→ **GOAL OF THE EXERCISE**
Make an exact copy of the lines below.

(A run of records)
______

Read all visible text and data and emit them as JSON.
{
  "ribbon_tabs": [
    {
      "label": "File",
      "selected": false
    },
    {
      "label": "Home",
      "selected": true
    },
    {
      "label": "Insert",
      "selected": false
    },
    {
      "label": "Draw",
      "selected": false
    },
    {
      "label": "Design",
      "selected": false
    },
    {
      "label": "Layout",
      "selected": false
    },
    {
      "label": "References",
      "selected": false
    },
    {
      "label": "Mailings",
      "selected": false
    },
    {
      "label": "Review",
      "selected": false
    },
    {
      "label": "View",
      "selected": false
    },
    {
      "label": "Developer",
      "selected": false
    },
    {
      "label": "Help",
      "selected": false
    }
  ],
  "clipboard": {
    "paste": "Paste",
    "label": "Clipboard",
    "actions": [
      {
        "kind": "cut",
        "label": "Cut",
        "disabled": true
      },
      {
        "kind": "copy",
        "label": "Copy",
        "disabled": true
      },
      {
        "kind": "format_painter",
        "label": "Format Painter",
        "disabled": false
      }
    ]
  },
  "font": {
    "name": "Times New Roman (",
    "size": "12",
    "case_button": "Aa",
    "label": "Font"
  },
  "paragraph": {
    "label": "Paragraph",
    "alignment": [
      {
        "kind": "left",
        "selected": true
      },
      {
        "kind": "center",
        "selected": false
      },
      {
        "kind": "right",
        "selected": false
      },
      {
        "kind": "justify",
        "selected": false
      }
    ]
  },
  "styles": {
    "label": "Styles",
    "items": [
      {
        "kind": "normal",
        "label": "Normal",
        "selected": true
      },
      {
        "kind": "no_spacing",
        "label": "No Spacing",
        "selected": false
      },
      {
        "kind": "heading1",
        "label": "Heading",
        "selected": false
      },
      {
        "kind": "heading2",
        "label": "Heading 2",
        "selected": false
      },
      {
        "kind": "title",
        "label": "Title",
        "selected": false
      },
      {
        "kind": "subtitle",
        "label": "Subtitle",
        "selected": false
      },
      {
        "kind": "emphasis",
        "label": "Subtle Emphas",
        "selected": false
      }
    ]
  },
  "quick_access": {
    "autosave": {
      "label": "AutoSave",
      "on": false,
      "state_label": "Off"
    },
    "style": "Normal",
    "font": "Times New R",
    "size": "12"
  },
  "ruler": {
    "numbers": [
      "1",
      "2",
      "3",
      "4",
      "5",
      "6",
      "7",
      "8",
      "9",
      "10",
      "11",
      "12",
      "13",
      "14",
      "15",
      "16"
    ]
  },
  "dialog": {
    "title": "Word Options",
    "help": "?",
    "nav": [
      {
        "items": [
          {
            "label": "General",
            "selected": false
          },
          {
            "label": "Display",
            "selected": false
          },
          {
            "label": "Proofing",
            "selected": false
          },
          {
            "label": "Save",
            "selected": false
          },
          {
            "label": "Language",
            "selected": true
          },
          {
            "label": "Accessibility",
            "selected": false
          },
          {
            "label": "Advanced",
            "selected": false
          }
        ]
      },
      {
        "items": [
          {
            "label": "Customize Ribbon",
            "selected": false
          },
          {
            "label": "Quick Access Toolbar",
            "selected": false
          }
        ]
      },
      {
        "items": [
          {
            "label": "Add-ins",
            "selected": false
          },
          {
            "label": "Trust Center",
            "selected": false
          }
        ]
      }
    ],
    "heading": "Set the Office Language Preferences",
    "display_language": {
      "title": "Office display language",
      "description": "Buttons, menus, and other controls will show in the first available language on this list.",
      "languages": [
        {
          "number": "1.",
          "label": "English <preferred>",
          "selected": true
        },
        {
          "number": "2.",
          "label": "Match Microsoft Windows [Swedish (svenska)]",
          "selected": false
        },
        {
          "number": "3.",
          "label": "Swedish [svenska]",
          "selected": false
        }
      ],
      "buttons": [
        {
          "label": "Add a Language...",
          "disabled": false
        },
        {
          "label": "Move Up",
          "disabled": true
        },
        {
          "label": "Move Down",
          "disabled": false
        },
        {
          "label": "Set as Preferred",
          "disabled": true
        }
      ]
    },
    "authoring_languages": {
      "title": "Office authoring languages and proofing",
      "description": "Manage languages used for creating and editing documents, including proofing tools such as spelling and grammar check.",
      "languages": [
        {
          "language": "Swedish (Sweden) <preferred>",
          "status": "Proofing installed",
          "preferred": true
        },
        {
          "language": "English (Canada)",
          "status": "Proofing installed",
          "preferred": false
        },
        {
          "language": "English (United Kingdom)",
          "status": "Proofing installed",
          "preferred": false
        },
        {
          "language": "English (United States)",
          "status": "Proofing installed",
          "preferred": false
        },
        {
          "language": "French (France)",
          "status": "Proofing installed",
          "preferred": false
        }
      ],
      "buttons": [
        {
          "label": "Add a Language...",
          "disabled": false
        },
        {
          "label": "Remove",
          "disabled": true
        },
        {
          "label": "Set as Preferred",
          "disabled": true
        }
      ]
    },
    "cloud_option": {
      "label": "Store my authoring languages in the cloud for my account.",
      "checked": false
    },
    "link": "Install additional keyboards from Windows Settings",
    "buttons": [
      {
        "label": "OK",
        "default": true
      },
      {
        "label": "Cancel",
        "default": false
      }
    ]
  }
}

______

→ **SOLUTION TO THIS TASK**
Read all visible text and data and emit them as JSON.
{
  "ribbon_tabs": [
    {
      "label": "File",
      "selected": false
    },
    {
      "label": "Home",
      "selected": true
    },
    {
      "label": "Insert",
      "selected": false
    },
    {
      "label": "Draw",
      "selected": false
    },
    {
      "label": "Design",
      "selected": false
    },
    {
      "label": "Layout",
      "selected": false
    },
    {
      "label": "References",
      "selected": false
    },
    {
      "label": "Mailings",
      "selected": false
    },
    {
      "label": "Review",
      "selected": false
    },
    {
      "label": "View",
      "selected": false
    },
    {
      "label": "Developer",
      "selected": false
    },
    {
      "label": "Help",
      "selected": false
    }
  ],
  "clipboard": {
    "paste": "Paste",
    "label": "Clipboard",
    "actions": [
      {
        "kind": "cut",
        "label": "Cut",
        "disabled": true
      },
      {
        "kind": "copy",
        "label": "Copy",
        "disabled": true
      },
      {
        "kind": "format_painter",
        "label": "Format Painter",
        "disabled": false
      }
    ]
  },
  "font": {
    "name": "Times New Roman (",
    "size": "12",
    "case_button": "Aa",
    "label": "Font"
  },
  "paragraph": {
    "label": "Paragraph",
    "alignment": [
      {
        "kind": "left",
        "selected": true
      },
      {
        "kind": "center",
        "selected": false
      },
      {
        "kind": "right",
        "selected": false
      },
      {
        "kind": "justify",
        "selected": false
      }
    ]
  },
  "styles": {
    "label": "Styles",
    "items": [
      {
        "kind": "normal",
        "label": "Normal",
        "selected": true
      },
      {
        "kind": "no_spacing",
        "label": "No Spacing",
        "selected": false
      },
      {
        "kind": "heading1",
        "label": "Heading",
        "selected": false
      },
      {
        "kind": "heading2",
        "label": "Heading 2",
        "selected": false
      },
      {
        "kind": "title",
        "label": "Title",
        "selected": false
      },
      {
        "kind": "subtitle",
        "label": "Subtitle",
        "selected": false
      },
      {
        "kind": "emphasis",
        "label": "Subtle Emphas",
        "selected": false
      }
    ]
  },
  "quick_access": {
    "autosave": {
      "label": "AutoSave",
      "on": false,
      "state_label": "Off"
    },
    "style": "Normal",
    "font": "Times New R",
    "size": "12"
  },
  "ruler": {
    "numbers": [
      "1",
      "2",
      "3",
      "4",
      "5",
      "6",
      "7",
      "8",
      "9",
      "10",
      "11",
      "12",
      "13",
      "14",
      "15",
      "16"
    ]
  },
  "dialog": {
    "title": "Word Options",
    "help": "?",
    "nav": [
      {
        "items": [
          {
            "label": "General",
            "selected": false
          },
          {
            "label": "Display",
            "selected": false
          },
          {
            "label": "Proofing",
            "selected": false
          },
          {
            "label": "Save",
            "selected": false
          },
          {
            "label": "Language",
            "selected": true
          },
          {
            "label": "Accessibility",
            "selected": false
          },
          {
            "label": "Advanced",
            "selected": false
          }
        ]
      },
      {
        "items": [
          {
            "label": "Customize Ribbon",
            "selected": false
          },
          {
            "label": "Quick Access Toolbar",
            "selected": false
          }
        ]
      },
      {
        "items": [
          {
            "label": "Add-ins",
            "selected": false
          },
          {
            "label": "Trust Center",
            "selected": false
          }
        ]
      }
    ],
    "heading": "Set the Office Language Preferences",
    "display_language": {
      "title": "Office display language",
      "description": "Buttons, menus, and other controls will show in the first available language on this list.",
      "languages": [
        {
          "number": "1.",
          "label": "English <preferred>",
          "selected": true
        },
        {
          "number": "2.",
          "label": "Match Microsoft Windows [Swedish (svenska)]",
          "selected": false
        },
        {
          "number": "3.",
          "label": "Swedish [svenska]",
          "selected": false
        }
      ],
      "buttons": [
        {
          "label": "Add a Language...",
          "disabled": false
        },
        {
          "label": "Move Up",
          "disabled": true
        },
        {
          "label": "Move Down",
          "disabled": false
        },
        {
          "label": "Set as Preferred",
          "disabled": true
        }
      ]
    },
    "authoring_languages": {
      "title": "Office authoring languages and proofing",
      "description": "Manage languages used for creating and editing documents, including proofing tools such as spelling and grammar check.",
      "languages": [
        {
          "language": "Swedish (Sweden) <preferred>",
          "status": "Proofing installed",
          "preferred": true
        },
        {
          "language": "English (Canada)",
          "status": "Proofing installed",
          "preferred": false
        },
        {
          "language": "English (United Kingdom)",
          "status": "Proofing installed",
          "preferred": false
        },
        {
          "language": "English (United States)",
          "status": "Proofing installed",
          "preferred": false
        },
        {
          "language": "French (France)",
          "status": "Proofing installed",
          "preferred": false
        }
      ],
      "buttons": [
        {
          "label": "Add a Language...",
          "disabled": false
        },
        {
          "label": "Remove",
          "disabled": true
        },
        {
          "label": "Set as Preferred",
          "disabled": true
        }
      ]
    },
    "cloud_option": {
      "label": "Store my authoring languages in the cloud for my account.",
      "checked": false
    },
    "link": "Install additional keyboards from Windows Settings",
    "buttons": [
      {
        "label": "OK",
        "default": true
      },
      {
        "label": "Cancel",
        "default": false
      }
    ]
  }
}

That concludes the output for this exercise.